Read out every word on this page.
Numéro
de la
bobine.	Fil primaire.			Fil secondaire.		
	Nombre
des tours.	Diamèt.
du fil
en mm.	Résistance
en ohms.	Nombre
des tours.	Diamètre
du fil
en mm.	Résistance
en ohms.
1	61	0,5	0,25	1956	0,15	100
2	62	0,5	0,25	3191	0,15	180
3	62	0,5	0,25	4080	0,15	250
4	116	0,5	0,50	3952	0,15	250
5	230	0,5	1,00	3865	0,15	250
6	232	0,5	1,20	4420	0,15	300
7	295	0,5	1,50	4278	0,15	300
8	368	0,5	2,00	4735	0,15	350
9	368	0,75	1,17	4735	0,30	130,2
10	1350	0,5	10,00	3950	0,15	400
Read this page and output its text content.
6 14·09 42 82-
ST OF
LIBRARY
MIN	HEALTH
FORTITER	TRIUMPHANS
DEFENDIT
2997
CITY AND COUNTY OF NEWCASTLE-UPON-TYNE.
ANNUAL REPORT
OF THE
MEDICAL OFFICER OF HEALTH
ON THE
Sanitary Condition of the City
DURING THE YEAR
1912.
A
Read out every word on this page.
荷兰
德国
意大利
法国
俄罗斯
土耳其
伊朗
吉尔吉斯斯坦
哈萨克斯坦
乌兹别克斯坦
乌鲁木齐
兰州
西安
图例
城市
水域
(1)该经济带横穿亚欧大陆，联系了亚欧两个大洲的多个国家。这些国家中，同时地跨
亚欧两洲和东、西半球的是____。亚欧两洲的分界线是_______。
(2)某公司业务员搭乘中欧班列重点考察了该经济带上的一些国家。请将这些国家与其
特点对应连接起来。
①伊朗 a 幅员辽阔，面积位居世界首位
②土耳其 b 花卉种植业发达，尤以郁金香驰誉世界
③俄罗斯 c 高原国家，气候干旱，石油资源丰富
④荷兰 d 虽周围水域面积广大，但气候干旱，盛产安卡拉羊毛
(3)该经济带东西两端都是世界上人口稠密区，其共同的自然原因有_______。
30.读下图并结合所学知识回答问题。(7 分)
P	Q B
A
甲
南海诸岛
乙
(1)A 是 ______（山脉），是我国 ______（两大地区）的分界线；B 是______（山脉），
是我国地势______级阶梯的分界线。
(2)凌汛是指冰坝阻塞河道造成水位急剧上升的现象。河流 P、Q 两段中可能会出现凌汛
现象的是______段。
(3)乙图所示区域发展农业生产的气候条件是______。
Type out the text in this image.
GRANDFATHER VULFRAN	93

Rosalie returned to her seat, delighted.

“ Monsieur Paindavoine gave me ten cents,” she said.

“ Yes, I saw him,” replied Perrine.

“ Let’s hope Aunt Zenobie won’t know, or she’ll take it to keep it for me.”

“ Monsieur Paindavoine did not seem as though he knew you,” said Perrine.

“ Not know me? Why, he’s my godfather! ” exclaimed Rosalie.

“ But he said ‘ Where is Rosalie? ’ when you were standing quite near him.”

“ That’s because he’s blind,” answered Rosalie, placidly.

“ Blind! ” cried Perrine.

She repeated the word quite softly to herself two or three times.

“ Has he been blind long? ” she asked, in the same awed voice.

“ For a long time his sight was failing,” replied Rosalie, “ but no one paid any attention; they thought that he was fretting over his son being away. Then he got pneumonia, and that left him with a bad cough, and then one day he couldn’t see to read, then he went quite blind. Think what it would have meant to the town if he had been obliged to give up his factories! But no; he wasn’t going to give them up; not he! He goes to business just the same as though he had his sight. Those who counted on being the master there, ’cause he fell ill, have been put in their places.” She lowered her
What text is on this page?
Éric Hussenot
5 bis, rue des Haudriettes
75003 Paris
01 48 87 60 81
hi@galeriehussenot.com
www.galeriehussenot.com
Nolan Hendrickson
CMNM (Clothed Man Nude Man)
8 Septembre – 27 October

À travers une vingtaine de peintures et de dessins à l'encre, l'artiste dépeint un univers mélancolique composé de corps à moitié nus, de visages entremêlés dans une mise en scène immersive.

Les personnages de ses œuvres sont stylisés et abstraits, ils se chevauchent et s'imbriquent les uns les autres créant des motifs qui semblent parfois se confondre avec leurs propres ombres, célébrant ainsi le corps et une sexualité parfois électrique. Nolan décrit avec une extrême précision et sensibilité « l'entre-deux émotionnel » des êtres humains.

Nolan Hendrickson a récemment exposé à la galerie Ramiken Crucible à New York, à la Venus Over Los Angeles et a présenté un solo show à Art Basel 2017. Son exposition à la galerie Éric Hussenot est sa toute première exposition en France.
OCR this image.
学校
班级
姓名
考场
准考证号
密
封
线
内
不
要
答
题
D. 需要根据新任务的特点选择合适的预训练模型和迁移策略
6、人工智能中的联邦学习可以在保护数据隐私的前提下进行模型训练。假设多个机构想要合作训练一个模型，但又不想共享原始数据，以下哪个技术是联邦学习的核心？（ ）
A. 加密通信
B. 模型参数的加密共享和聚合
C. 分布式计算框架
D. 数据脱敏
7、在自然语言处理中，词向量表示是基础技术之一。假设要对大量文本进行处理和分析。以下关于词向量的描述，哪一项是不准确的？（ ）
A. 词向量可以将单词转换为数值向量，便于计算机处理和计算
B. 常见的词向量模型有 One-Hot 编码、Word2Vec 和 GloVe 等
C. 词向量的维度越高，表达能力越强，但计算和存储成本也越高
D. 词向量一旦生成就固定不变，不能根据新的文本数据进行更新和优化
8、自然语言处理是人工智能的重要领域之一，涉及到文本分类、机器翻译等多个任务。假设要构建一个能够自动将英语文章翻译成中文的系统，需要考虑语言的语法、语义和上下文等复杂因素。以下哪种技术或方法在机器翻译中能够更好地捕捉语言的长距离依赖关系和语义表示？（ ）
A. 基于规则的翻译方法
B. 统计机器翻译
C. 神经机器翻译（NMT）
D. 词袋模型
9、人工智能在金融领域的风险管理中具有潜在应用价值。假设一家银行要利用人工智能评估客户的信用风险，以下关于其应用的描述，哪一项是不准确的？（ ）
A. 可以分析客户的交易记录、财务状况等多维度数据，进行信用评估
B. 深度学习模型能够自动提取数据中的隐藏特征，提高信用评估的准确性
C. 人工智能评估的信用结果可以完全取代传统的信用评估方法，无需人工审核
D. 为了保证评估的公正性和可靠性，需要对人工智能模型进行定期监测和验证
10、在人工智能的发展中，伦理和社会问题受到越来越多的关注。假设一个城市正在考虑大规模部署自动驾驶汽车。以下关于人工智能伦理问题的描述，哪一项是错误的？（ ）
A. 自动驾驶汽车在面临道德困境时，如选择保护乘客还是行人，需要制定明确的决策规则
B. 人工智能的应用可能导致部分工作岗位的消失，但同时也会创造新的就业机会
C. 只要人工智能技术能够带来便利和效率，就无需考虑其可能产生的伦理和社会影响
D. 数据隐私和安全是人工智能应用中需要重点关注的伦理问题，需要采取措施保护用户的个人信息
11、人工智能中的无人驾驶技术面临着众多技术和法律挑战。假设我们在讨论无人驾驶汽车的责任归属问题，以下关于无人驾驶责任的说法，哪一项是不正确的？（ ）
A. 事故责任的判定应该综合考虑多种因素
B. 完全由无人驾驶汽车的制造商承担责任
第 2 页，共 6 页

== == ==

→ **DIRECTIONS FOR THIS TASK**:
Using the records above, copy every line that has the word "galeriehussenot" in it.

→ **OUTPUT OF THE TASK**:
hi@galeriehussenot.com
www.galeriehussenot.com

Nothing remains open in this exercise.